-- start of Data to process --

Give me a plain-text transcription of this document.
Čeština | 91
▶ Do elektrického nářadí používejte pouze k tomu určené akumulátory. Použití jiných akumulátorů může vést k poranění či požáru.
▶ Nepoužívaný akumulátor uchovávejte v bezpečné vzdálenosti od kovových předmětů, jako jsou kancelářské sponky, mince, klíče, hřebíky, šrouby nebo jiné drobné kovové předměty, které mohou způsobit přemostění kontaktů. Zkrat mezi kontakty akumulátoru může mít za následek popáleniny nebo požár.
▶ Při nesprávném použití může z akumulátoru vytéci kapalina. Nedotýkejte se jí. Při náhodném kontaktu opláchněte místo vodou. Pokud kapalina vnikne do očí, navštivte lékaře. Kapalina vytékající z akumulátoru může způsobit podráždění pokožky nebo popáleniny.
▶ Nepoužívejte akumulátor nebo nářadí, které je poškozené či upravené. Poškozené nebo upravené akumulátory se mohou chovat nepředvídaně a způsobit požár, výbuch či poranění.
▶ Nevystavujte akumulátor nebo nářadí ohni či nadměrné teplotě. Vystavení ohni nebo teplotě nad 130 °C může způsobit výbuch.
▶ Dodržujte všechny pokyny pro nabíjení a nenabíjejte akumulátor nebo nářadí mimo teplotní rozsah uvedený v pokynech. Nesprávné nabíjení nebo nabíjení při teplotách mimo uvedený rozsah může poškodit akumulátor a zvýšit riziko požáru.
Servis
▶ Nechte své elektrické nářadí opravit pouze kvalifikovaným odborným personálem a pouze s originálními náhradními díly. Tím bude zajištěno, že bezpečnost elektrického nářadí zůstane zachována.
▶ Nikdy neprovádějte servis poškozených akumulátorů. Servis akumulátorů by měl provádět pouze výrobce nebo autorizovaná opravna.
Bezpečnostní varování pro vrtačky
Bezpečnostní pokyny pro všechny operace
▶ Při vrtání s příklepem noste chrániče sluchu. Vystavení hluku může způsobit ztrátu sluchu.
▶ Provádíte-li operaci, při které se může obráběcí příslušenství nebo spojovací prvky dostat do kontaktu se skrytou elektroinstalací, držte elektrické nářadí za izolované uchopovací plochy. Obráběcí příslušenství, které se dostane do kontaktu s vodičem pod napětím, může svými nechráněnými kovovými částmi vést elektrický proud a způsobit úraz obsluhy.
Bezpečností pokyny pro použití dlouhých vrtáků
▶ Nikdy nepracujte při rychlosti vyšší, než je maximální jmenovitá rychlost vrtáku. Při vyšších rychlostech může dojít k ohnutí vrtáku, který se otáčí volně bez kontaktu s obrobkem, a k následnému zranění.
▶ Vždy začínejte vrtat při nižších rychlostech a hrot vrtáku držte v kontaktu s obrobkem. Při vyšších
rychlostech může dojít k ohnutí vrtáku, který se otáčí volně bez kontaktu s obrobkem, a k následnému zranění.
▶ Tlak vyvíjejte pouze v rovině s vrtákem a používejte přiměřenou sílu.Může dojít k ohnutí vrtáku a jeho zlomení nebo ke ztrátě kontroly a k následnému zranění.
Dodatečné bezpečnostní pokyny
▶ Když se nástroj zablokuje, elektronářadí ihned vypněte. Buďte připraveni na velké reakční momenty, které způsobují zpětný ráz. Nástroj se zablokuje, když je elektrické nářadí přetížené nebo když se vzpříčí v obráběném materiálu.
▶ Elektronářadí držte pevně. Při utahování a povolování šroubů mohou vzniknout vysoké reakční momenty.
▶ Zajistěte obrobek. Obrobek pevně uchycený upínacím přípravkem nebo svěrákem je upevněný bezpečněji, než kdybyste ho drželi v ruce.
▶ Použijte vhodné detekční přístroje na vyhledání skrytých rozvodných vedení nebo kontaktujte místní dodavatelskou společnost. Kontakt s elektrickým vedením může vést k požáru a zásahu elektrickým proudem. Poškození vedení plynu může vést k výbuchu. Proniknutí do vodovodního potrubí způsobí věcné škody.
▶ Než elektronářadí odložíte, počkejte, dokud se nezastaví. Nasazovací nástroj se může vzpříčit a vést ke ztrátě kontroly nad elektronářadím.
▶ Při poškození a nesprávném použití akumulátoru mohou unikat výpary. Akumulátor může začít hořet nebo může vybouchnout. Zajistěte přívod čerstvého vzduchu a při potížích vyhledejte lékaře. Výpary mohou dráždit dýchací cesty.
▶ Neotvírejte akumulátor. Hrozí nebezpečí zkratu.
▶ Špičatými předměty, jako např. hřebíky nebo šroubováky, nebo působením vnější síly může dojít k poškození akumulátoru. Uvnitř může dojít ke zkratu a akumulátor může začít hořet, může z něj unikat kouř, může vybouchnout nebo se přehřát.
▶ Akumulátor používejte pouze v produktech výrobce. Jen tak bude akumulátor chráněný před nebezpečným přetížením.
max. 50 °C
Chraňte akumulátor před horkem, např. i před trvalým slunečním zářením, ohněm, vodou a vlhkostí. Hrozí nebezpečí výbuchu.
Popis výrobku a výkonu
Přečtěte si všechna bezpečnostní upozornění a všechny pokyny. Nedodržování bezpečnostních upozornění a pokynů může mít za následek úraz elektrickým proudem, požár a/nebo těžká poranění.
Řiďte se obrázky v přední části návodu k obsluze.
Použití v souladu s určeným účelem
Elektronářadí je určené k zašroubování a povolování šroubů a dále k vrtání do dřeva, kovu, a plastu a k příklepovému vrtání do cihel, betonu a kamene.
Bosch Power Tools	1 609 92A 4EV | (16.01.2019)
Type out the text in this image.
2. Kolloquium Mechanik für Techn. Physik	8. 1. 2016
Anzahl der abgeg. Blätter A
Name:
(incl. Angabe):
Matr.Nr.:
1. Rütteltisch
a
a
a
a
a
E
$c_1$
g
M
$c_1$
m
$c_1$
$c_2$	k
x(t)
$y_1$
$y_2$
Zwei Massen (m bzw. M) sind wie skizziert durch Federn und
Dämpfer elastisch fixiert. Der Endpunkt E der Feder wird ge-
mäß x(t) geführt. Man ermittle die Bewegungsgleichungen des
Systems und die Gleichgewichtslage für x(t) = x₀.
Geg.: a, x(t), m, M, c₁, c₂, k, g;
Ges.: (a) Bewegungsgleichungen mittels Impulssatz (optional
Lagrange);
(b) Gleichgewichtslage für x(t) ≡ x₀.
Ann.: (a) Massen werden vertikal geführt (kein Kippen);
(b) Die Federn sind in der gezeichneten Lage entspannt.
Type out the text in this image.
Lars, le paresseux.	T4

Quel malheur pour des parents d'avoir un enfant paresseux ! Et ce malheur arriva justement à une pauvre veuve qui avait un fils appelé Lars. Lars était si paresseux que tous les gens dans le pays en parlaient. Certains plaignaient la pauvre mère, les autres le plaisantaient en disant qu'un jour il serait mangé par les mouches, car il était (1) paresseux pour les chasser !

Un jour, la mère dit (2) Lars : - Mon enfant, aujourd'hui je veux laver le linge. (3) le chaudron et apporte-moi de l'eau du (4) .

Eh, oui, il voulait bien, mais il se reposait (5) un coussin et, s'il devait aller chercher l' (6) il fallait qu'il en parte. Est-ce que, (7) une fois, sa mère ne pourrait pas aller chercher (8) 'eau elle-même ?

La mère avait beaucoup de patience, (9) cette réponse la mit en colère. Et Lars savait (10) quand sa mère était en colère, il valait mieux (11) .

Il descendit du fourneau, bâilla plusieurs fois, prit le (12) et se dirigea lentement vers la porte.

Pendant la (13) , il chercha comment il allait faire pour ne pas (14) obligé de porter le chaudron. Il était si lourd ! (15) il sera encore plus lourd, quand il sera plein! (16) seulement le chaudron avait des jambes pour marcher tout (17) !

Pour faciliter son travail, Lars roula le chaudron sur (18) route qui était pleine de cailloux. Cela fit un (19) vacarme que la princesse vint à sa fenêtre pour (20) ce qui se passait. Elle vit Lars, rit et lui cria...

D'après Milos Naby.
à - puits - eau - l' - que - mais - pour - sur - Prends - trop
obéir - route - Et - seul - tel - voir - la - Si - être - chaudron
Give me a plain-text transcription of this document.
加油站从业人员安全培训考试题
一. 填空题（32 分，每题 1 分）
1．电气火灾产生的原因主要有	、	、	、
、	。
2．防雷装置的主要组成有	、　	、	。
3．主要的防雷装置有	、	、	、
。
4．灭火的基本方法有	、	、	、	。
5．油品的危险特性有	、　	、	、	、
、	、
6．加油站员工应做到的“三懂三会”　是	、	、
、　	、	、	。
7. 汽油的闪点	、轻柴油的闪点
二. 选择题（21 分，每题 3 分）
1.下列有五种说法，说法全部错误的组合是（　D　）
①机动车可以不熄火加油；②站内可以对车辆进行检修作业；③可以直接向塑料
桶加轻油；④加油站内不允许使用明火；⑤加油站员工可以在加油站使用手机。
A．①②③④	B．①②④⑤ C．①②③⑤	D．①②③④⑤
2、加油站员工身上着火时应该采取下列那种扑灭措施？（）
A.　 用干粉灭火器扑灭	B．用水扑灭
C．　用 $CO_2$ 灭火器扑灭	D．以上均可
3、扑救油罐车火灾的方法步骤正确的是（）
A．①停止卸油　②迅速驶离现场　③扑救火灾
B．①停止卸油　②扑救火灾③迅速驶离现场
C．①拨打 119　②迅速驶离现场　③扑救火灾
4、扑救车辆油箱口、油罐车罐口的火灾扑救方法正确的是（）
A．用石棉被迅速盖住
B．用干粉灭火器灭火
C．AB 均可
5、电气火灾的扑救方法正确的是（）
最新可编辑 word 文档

-- end of Data to process --

Exercise objective: From the entries above, copy every line containing the word "mais".

Final result:
Eh, oui, il voulait bien, mais il se reposait (5) un coussin et, s'il devait aller chercher l' (6) il fallait qu'il en parte. Est-ce que, (7) une fois, sa mère ne pourrait pas aller chercher (8) 'eau elle-même ?
à - puits - eau - l' - que - mais - pour - sur - Prends - trop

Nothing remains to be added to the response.